Dataset rows about figures
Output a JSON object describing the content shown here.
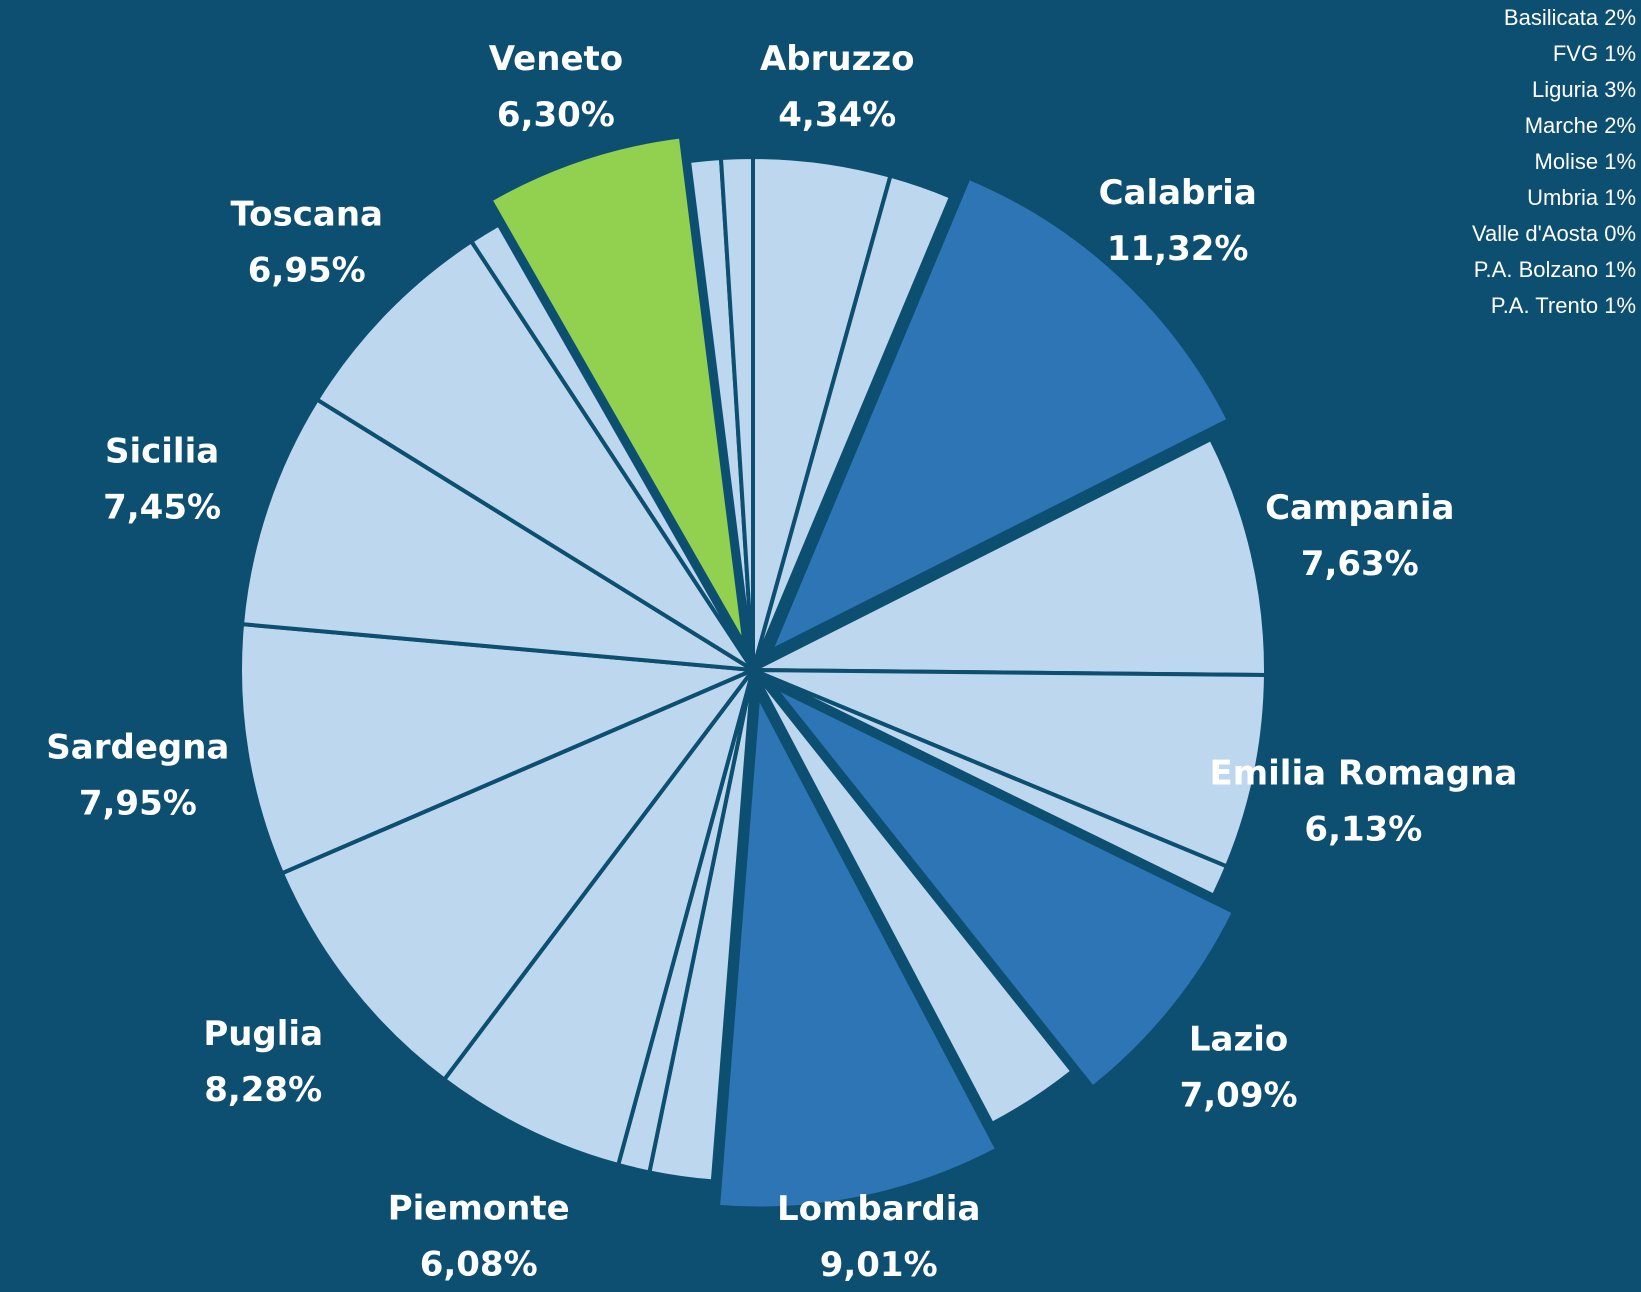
{
  "chart_data": {
    "type": "pie",
    "labels": [
      "Abruzzo",
      "Basilicata",
      "Calabria",
      "Campania",
      "Emilia Romagna",
      "FVG",
      "Lazio",
      "Liguria",
      "Lombardia",
      "Marche",
      "Molise",
      "Piemonte",
      "Puglia",
      "Sardegna",
      "Sicilia",
      "Toscana",
      "Umbria",
      "Veneto",
      "Valle d'Aosta",
      "P.A. Bolzano",
      "P.A. Trento"
    ],
    "values": [
      4.34,
      2,
      11.32,
      7.63,
      6.13,
      1,
      7.09,
      3,
      9.01,
      2,
      1,
      6.08,
      8.28,
      7.95,
      7.45,
      6.95,
      1,
      6.3,
      0,
      1,
      1
    ],
    "value_labels": [
      "4,34%",
      "2%",
      "11,32%",
      "7,63%",
      "6,13%",
      "1%",
      "7,09%",
      "3%",
      "9,01%",
      "2%",
      "1%",
      "6,08%",
      "8,28%",
      "7,95%",
      "7,45%",
      "6,95%",
      "1%",
      "6,30%",
      "0%",
      "1%",
      "1%"
    ],
    "colors": [
      "#bdd7ee",
      "#bdd7ee",
      "#2e75b6",
      "#bdd7ee",
      "#bdd7ee",
      "#bdd7ee",
      "#2e75b6",
      "#bdd7ee",
      "#2e75b6",
      "#bdd7ee",
      "#bdd7ee",
      "#bdd7ee",
      "#bdd7ee",
      "#bdd7ee",
      "#bdd7ee",
      "#bdd7ee",
      "#bdd7ee",
      "#92d050",
      "#bdd7ee",
      "#bdd7ee",
      "#bdd7ee"
    ],
    "exploded": [
      false,
      false,
      true,
      false,
      false,
      false,
      true,
      false,
      true,
      false,
      false,
      false,
      false,
      false,
      false,
      false,
      false,
      true,
      false,
      false,
      false
    ],
    "legend": "top-right"
  }
}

* The task *
Quote all of the entries word for word, omitting any pictures.

* Answer for this exercise *
Output a JSON object describing the content shown here.
{
  "chart_data": {
    "type": "pie",
    "labels": [
      "Abruzzo",
      "Basilicata",
      "Calabria",
      "Campania",
      "Emilia Romagna",
      "FVG",
      "Lazio",
      "Liguria",
      "Lombardia",
      "Marche",
      "Molise",
      "Piemonte",
      "Puglia",
      "Sardegna",
      "Sicilia",
      "Toscana",
      "Umbria",
      "Veneto",
      "Valle d'Aosta",
      "P.A. Bolzano",
      "P.A. Trento"
    ],
    "values": [
      4.34,
      2,
      11.32,
      7.63,
      6.13,
      1,
      7.09,
      3,
      9.01,
      2,
      1,
      6.08,
      8.28,
      7.95,
      7.45,
      6.95,
      1,
      6.3,
      0,
      1,
      1
    ],
    "value_labels": [
      "4,34%",
      "2%",
      "11,32%",
      "7,63%",
      "6,13%",
      "1%",
      "7,09%",
      "3%",
      "9,01%",
      "2%",
      "1%",
      "6,08%",
      "8,28%",
      "7,95%",
      "7,45%",
      "6,95%",
      "1%",
      "6,30%",
      "0%",
      "1%",
      "1%"
    ],
    "colors": [
      "#bdd7ee",
      "#bdd7ee",
      "#2e75b6",
      "#bdd7ee",
      "#bdd7ee",
      "#bdd7ee",
      "#2e75b6",
      "#bdd7ee",
      "#2e75b6",
      "#bdd7ee",
      "#bdd7ee",
      "#bdd7ee",
      "#bdd7ee",
      "#bdd7ee",
      "#bdd7ee",
      "#bdd7ee",
      "#bdd7ee",
      "#92d050",
      "#bdd7ee",
      "#bdd7ee",
      "#bdd7ee"
    ],
    "exploded": [
      false,
      false,
      true,
      false,
      false,
      false,
      true,
      false,
      true,
      false,
      false,
      false,
      false,
      false,
      false,
      false,
      false,
      true,
      false,
      false,
      false
    ],
    "legend": "top-right"
  }
}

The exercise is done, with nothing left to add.